▶ [The problem]:
Go through the entries below and print each one exactly, leaving out pictures.

+++

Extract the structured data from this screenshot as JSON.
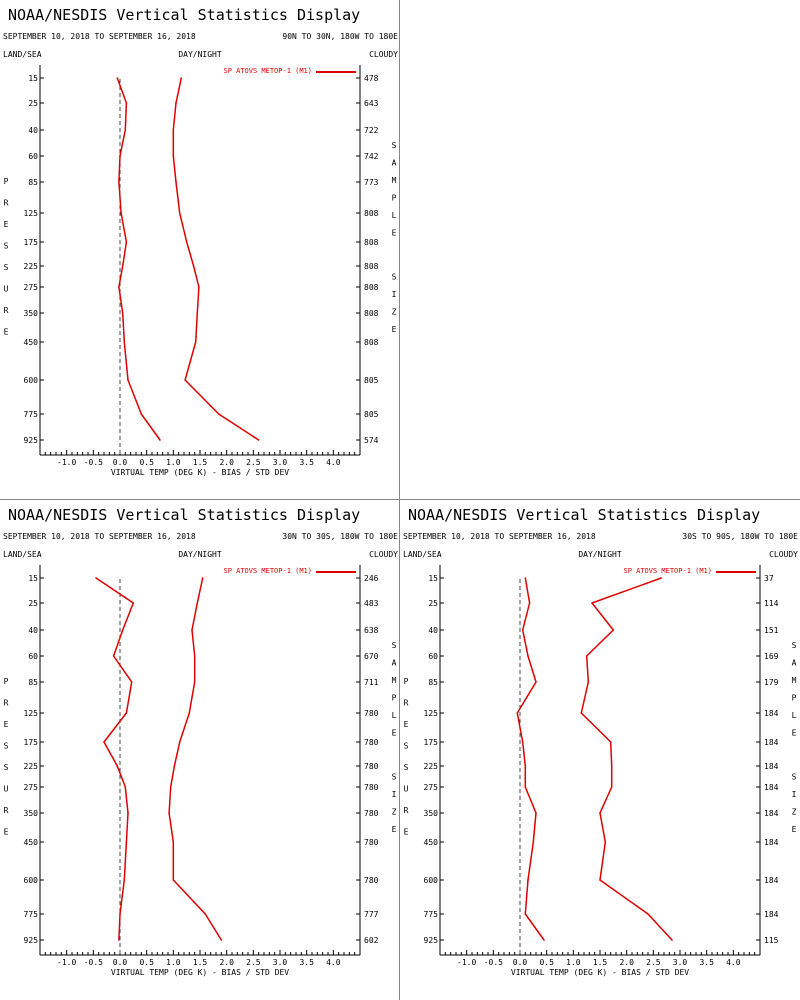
{
  "colors": {
    "series": "#e00000",
    "axis": "#000000",
    "zero_line": "#444444"
  },
  "chart_data": [
    {
      "type": "line",
      "title": "NOAA/NESDIS Vertical Statistics Display",
      "date_range": "SEPTEMBER 10, 2018 TO SEPTEMBER 16, 2018",
      "region": "90N TO 30N, 180W TO 180E",
      "top_left_label": "LAND/SEA",
      "top_center_label": "DAY/NIGHT",
      "top_right_label": "CLOUDY",
      "left_label": "PRESSURE",
      "right_label": "SAMPLE SIZE",
      "xlabel": "VIRTUAL TEMP (DEG K) - BIAS / STD DEV",
      "xlim": [
        -1.5,
        4.5
      ],
      "xticks": [
        "-1.0",
        "-0.5",
        "0.0",
        "0.5",
        "1.0",
        "1.5",
        "2.0",
        "2.5",
        "3.0",
        "3.5",
        "4.0"
      ],
      "pressure_levels": [
        "15",
        "25",
        "40",
        "60",
        "85",
        "125",
        "175",
        "225",
        "275",
        "350",
        "450",
        "600",
        "775",
        "925"
      ],
      "sample_size": [
        "478",
        "643",
        "722",
        "742",
        "773",
        "808",
        "808",
        "808",
        "808",
        "808",
        "808",
        "805",
        "805",
        "574"
      ],
      "legend": "SP ATOVS METOP-1 (M1)",
      "series": [
        {
          "name": "bias",
          "values": [
            -0.05,
            0.12,
            0.1,
            0.0,
            -0.02,
            0.02,
            0.12,
            0.05,
            -0.02,
            0.05,
            0.08,
            0.15,
            0.4,
            0.75
          ]
        },
        {
          "name": "std_dev",
          "values": [
            1.15,
            1.05,
            1.0,
            1.0,
            1.05,
            1.12,
            1.25,
            1.38,
            1.48,
            1.45,
            1.42,
            1.22,
            1.85,
            2.6
          ]
        }
      ]
    },
    {
      "type": "line",
      "title": "NOAA/NESDIS Vertical Statistics Display",
      "date_range": "SEPTEMBER 10, 2018 TO SEPTEMBER 16, 2018",
      "region": "30N TO 30S, 180W TO 180E",
      "top_left_label": "LAND/SEA",
      "top_center_label": "DAY/NIGHT",
      "top_right_label": "CLOUDY",
      "left_label": "PRESSURE",
      "right_label": "SAMPLE SIZE",
      "xlabel": "VIRTUAL TEMP (DEG K) - BIAS / STD DEV",
      "xlim": [
        -1.5,
        4.5
      ],
      "xticks": [
        "-1.0",
        "-0.5",
        "0.0",
        "0.5",
        "1.0",
        "1.5",
        "2.0",
        "2.5",
        "3.0",
        "3.5",
        "4.0"
      ],
      "pressure_levels": [
        "15",
        "25",
        "40",
        "60",
        "85",
        "125",
        "175",
        "225",
        "275",
        "350",
        "450",
        "600",
        "775",
        "925"
      ],
      "sample_size": [
        "246",
        "483",
        "638",
        "670",
        "711",
        "780",
        "780",
        "780",
        "780",
        "780",
        "780",
        "780",
        "777",
        "602"
      ],
      "legend": "SP ATOVS METOP-1 (M1)",
      "series": [
        {
          "name": "bias",
          "values": [
            -0.45,
            0.25,
            0.05,
            -0.12,
            0.22,
            0.12,
            -0.3,
            -0.05,
            0.1,
            0.15,
            0.12,
            0.08,
            0.0,
            -0.02
          ]
        },
        {
          "name": "std_dev",
          "values": [
            1.55,
            1.45,
            1.35,
            1.4,
            1.4,
            1.3,
            1.12,
            1.02,
            0.95,
            0.92,
            1.0,
            1.0,
            1.6,
            1.9
          ]
        }
      ]
    },
    {
      "type": "line",
      "title": "NOAA/NESDIS Vertical Statistics Display",
      "date_range": "SEPTEMBER 10, 2018 TO SEPTEMBER 16, 2018",
      "region": "30S TO 90S, 180W TO 180E",
      "top_left_label": "LAND/SEA",
      "top_center_label": "DAY/NIGHT",
      "top_right_label": "CLOUDY",
      "left_label": "PRESSURE",
      "right_label": "SAMPLE SIZE",
      "xlabel": "VIRTUAL TEMP (DEG K) - BIAS / STD DEV",
      "xlim": [
        -1.5,
        4.5
      ],
      "xticks": [
        "-1.0",
        "-0.5",
        "0.0",
        "0.5",
        "1.0",
        "1.5",
        "2.0",
        "2.5",
        "3.0",
        "3.5",
        "4.0"
      ],
      "pressure_levels": [
        "15",
        "25",
        "40",
        "60",
        "85",
        "125",
        "175",
        "225",
        "275",
        "350",
        "450",
        "600",
        "775",
        "925"
      ],
      "sample_size": [
        "37",
        "114",
        "151",
        "169",
        "179",
        "184",
        "184",
        "184",
        "184",
        "184",
        "184",
        "184",
        "184",
        "115"
      ],
      "legend": "SP ATOVS METOP-1 (M1)",
      "series": [
        {
          "name": "bias",
          "values": [
            0.1,
            0.18,
            0.05,
            0.15,
            0.3,
            -0.05,
            0.05,
            0.1,
            0.1,
            0.3,
            0.25,
            0.15,
            0.1,
            0.45
          ]
        },
        {
          "name": "std_dev",
          "values": [
            2.65,
            1.35,
            1.75,
            1.25,
            1.28,
            1.15,
            1.7,
            1.72,
            1.72,
            1.5,
            1.6,
            1.5,
            2.4,
            2.85
          ]
        }
      ]
    }
  ]
}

+++

▶ [Response to this exercise]:
Extract the structured data from this screenshot as JSON.
{
  "colors": {
    "series": "#e00000",
    "axis": "#000000",
    "zero_line": "#444444"
  },
  "chart_data": [
    {
      "type": "line",
      "title": "NOAA/NESDIS Vertical Statistics Display",
      "date_range": "SEPTEMBER 10, 2018 TO SEPTEMBER 16, 2018",
      "region": "90N TO 30N, 180W TO 180E",
      "top_left_label": "LAND/SEA",
      "top_center_label": "DAY/NIGHT",
      "top_right_label": "CLOUDY",
      "left_label": "PRESSURE",
      "right_label": "SAMPLE SIZE",
      "xlabel": "VIRTUAL TEMP (DEG K) - BIAS / STD DEV",
      "xlim": [
        -1.5,
        4.5
      ],
      "xticks": [
        "-1.0",
        "-0.5",
        "0.0",
        "0.5",
        "1.0",
        "1.5",
        "2.0",
        "2.5",
        "3.0",
        "3.5",
        "4.0"
      ],
      "pressure_levels": [
        "15",
        "25",
        "40",
        "60",
        "85",
        "125",
        "175",
        "225",
        "275",
        "350",
        "450",
        "600",
        "775",
        "925"
      ],
      "sample_size": [
        "478",
        "643",
        "722",
        "742",
        "773",
        "808",
        "808",
        "808",
        "808",
        "808",
        "808",
        "805",
        "805",
        "574"
      ],
      "legend": "SP ATOVS METOP-1 (M1)",
      "series": [
        {
          "name": "bias",
          "values": [
            -0.05,
            0.12,
            0.1,
            0.0,
            -0.02,
            0.02,
            0.12,
            0.05,
            -0.02,
            0.05,
            0.08,
            0.15,
            0.4,
            0.75
          ]
        },
        {
          "name": "std_dev",
          "values": [
            1.15,
            1.05,
            1.0,
            1.0,
            1.05,
            1.12,
            1.25,
            1.38,
            1.48,
            1.45,
            1.42,
            1.22,
            1.85,
            2.6
          ]
        }
      ]
    },
    {
      "type": "line",
      "title": "NOAA/NESDIS Vertical Statistics Display",
      "date_range": "SEPTEMBER 10, 2018 TO SEPTEMBER 16, 2018",
      "region": "30N TO 30S, 180W TO 180E",
      "top_left_label": "LAND/SEA",
      "top_center_label": "DAY/NIGHT",
      "top_right_label": "CLOUDY",
      "left_label": "PRESSURE",
      "right_label": "SAMPLE SIZE",
      "xlabel": "VIRTUAL TEMP (DEG K) - BIAS / STD DEV",
      "xlim": [
        -1.5,
        4.5
      ],
      "xticks": [
        "-1.0",
        "-0.5",
        "0.0",
        "0.5",
        "1.0",
        "1.5",
        "2.0",
        "2.5",
        "3.0",
        "3.5",
        "4.0"
      ],
      "pressure_levels": [
        "15",
        "25",
        "40",
        "60",
        "85",
        "125",
        "175",
        "225",
        "275",
        "350",
        "450",
        "600",
        "775",
        "925"
      ],
      "sample_size": [
        "246",
        "483",
        "638",
        "670",
        "711",
        "780",
        "780",
        "780",
        "780",
        "780",
        "780",
        "780",
        "777",
        "602"
      ],
      "legend": "SP ATOVS METOP-1 (M1)",
      "series": [
        {
          "name": "bias",
          "values": [
            -0.45,
            0.25,
            0.05,
            -0.12,
            0.22,
            0.12,
            -0.3,
            -0.05,
            0.1,
            0.15,
            0.12,
            0.08,
            0.0,
            -0.02
          ]
        },
        {
          "name": "std_dev",
          "values": [
            1.55,
            1.45,
            1.35,
            1.4,
            1.4,
            1.3,
            1.12,
            1.02,
            0.95,
            0.92,
            1.0,
            1.0,
            1.6,
            1.9
          ]
        }
      ]
    },
    {
      "type": "line",
      "title": "NOAA/NESDIS Vertical Statistics Display",
      "date_range": "SEPTEMBER 10, 2018 TO SEPTEMBER 16, 2018",
      "region": "30S TO 90S, 180W TO 180E",
      "top_left_label": "LAND/SEA",
      "top_center_label": "DAY/NIGHT",
      "top_right_label": "CLOUDY",
      "left_label": "PRESSURE",
      "right_label": "SAMPLE SIZE",
      "xlabel": "VIRTUAL TEMP (DEG K) - BIAS / STD DEV",
      "xlim": [
        -1.5,
        4.5
      ],
      "xticks": [
        "-1.0",
        "-0.5",
        "0.0",
        "0.5",
        "1.0",
        "1.5",
        "2.0",
        "2.5",
        "3.0",
        "3.5",
        "4.0"
      ],
      "pressure_levels": [
        "15",
        "25",
        "40",
        "60",
        "85",
        "125",
        "175",
        "225",
        "275",
        "350",
        "450",
        "600",
        "775",
        "925"
      ],
      "sample_size": [
        "37",
        "114",
        "151",
        "169",
        "179",
        "184",
        "184",
        "184",
        "184",
        "184",
        "184",
        "184",
        "184",
        "115"
      ],
      "legend": "SP ATOVS METOP-1 (M1)",
      "series": [
        {
          "name": "bias",
          "values": [
            0.1,
            0.18,
            0.05,
            0.15,
            0.3,
            -0.05,
            0.05,
            0.1,
            0.1,
            0.3,
            0.25,
            0.15,
            0.1,
            0.45
          ]
        },
        {
          "name": "std_dev",
          "values": [
            2.65,
            1.35,
            1.75,
            1.25,
            1.28,
            1.15,
            1.7,
            1.72,
            1.72,
            1.5,
            1.6,
            1.5,
            2.4,
            2.85
          ]
        }
      ]
    }
  ]
}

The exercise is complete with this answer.